---------- INFORMATION SUPPLIED

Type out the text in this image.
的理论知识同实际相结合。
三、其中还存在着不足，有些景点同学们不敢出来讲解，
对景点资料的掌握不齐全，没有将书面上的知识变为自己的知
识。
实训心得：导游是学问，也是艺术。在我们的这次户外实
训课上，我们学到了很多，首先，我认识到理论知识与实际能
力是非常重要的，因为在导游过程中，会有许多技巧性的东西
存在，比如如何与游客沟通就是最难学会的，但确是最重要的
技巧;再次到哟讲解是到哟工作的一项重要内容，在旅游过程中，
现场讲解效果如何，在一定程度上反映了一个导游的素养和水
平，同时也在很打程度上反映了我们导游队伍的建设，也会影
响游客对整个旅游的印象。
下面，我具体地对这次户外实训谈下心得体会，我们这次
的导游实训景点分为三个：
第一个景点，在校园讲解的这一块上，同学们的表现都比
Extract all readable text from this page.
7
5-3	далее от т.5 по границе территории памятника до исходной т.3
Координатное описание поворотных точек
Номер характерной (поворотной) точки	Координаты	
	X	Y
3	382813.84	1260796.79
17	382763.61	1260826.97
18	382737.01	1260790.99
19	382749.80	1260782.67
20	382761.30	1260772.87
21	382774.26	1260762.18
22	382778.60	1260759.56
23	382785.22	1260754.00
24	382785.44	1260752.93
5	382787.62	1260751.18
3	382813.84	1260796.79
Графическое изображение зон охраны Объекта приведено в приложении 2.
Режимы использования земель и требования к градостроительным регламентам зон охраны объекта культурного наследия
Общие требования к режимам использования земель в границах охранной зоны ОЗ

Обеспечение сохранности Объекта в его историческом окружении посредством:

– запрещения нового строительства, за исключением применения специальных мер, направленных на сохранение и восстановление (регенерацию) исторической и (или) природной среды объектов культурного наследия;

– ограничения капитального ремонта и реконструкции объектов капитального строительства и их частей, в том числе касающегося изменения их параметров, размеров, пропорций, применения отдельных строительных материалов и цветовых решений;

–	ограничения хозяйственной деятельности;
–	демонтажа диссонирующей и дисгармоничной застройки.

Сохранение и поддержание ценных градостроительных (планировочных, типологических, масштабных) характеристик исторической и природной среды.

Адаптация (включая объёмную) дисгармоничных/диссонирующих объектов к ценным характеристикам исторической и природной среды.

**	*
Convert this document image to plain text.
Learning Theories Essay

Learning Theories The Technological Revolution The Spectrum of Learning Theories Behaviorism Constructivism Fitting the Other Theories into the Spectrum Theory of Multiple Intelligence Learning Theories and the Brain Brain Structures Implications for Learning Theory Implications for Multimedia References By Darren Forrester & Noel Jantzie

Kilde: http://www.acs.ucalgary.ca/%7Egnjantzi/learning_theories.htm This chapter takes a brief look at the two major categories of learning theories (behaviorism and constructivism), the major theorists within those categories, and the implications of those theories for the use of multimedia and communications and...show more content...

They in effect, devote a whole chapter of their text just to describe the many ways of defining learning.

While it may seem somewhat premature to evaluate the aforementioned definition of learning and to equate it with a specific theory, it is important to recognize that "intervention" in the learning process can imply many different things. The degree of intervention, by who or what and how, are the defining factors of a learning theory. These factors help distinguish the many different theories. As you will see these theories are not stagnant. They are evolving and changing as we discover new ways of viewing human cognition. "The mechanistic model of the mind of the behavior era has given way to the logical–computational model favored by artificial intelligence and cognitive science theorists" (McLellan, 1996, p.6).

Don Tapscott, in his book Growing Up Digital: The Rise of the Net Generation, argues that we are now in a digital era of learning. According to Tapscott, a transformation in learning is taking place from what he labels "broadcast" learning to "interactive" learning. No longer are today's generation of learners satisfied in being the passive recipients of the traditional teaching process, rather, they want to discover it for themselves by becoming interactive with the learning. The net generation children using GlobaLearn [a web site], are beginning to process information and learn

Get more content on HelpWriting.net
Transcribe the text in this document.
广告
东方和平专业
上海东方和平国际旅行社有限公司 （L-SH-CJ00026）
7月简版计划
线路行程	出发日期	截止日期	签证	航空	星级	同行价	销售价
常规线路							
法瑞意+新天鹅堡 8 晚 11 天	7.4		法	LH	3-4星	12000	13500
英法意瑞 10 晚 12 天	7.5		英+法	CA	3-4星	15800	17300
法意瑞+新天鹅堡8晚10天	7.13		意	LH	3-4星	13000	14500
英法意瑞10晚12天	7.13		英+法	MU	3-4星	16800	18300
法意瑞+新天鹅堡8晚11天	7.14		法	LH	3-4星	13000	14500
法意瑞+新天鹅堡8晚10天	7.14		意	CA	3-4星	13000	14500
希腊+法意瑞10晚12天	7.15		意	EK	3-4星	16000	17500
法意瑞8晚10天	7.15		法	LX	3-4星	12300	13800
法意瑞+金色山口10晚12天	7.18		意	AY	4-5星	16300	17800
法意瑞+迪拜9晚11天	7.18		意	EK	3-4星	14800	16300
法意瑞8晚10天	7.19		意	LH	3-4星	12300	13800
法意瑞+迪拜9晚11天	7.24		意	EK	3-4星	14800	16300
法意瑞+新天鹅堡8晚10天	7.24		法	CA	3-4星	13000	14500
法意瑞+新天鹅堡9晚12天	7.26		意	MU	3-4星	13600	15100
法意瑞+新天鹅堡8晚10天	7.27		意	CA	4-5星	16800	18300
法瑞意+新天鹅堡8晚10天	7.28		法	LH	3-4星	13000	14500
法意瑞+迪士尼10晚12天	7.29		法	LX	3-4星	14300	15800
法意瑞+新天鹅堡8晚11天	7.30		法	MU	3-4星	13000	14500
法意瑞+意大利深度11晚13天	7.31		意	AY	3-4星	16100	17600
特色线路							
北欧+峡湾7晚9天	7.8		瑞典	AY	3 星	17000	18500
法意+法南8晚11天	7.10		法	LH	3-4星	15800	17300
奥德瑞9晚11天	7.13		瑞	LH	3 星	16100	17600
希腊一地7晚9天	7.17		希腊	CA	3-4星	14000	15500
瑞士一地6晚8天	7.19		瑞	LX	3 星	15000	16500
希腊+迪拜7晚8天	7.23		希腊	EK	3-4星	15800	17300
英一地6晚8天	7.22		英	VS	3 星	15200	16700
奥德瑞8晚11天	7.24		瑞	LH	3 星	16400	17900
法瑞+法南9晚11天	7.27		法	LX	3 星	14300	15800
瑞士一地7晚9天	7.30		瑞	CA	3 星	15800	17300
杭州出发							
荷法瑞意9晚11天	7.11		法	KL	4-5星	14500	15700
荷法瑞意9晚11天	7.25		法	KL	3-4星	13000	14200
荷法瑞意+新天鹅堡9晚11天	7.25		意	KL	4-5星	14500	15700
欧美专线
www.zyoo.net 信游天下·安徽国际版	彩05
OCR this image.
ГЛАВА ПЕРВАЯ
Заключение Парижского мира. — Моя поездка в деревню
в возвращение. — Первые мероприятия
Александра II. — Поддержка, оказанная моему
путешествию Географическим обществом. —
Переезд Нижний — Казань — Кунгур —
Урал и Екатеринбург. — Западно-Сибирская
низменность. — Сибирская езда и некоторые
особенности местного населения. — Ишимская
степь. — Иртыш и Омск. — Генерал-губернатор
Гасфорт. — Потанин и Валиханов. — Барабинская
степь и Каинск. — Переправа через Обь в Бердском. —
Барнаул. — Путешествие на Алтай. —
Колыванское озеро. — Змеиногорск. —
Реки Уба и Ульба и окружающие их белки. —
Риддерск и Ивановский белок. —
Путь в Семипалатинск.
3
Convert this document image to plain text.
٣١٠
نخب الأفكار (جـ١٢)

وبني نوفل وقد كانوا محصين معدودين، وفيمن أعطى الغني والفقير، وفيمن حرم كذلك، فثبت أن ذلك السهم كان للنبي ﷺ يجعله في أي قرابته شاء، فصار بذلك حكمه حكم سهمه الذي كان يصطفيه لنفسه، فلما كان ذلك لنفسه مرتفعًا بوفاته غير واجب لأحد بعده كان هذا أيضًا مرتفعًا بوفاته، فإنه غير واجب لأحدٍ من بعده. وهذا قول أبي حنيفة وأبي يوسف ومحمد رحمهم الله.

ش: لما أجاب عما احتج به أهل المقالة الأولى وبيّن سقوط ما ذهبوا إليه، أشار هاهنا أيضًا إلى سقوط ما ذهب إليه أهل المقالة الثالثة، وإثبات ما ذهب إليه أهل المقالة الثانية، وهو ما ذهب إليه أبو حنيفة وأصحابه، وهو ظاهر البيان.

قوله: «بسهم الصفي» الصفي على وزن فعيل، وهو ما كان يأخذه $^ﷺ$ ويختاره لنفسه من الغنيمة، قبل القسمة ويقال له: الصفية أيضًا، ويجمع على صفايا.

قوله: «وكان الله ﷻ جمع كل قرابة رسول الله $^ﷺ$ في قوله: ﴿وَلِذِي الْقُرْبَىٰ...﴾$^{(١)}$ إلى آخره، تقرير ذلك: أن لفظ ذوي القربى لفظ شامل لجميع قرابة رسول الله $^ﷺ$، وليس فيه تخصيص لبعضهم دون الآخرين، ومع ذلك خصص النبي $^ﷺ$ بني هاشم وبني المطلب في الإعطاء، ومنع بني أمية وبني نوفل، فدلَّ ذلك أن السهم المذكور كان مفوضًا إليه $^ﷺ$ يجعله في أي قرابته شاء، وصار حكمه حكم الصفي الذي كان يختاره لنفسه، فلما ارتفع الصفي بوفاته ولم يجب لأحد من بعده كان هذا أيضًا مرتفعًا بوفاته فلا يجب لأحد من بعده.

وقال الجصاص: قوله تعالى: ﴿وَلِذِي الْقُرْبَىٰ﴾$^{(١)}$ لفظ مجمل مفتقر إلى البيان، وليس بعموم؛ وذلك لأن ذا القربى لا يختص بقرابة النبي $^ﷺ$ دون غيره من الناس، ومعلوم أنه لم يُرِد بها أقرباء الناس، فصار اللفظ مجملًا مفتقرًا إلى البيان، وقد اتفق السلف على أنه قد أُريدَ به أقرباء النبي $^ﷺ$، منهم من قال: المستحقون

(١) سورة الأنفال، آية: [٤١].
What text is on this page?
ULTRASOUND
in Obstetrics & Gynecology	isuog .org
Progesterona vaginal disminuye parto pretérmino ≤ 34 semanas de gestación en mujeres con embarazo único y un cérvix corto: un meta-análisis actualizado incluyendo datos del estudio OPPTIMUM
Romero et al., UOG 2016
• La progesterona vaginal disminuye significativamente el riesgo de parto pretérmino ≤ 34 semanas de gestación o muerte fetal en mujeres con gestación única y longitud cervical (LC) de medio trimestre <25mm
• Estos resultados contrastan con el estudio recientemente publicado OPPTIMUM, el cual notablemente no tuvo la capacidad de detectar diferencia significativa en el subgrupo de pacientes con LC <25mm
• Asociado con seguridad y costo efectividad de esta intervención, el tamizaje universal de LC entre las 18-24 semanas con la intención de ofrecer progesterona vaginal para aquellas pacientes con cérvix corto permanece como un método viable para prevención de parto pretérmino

--------------------

* [WORK TO DO]:
Return all lines with the word "image" in them.

* [CORRECT RESULT]:
Type out the text in this image.
Convert this document image to plain text.
OCR this image.
Convert this document image to plain text.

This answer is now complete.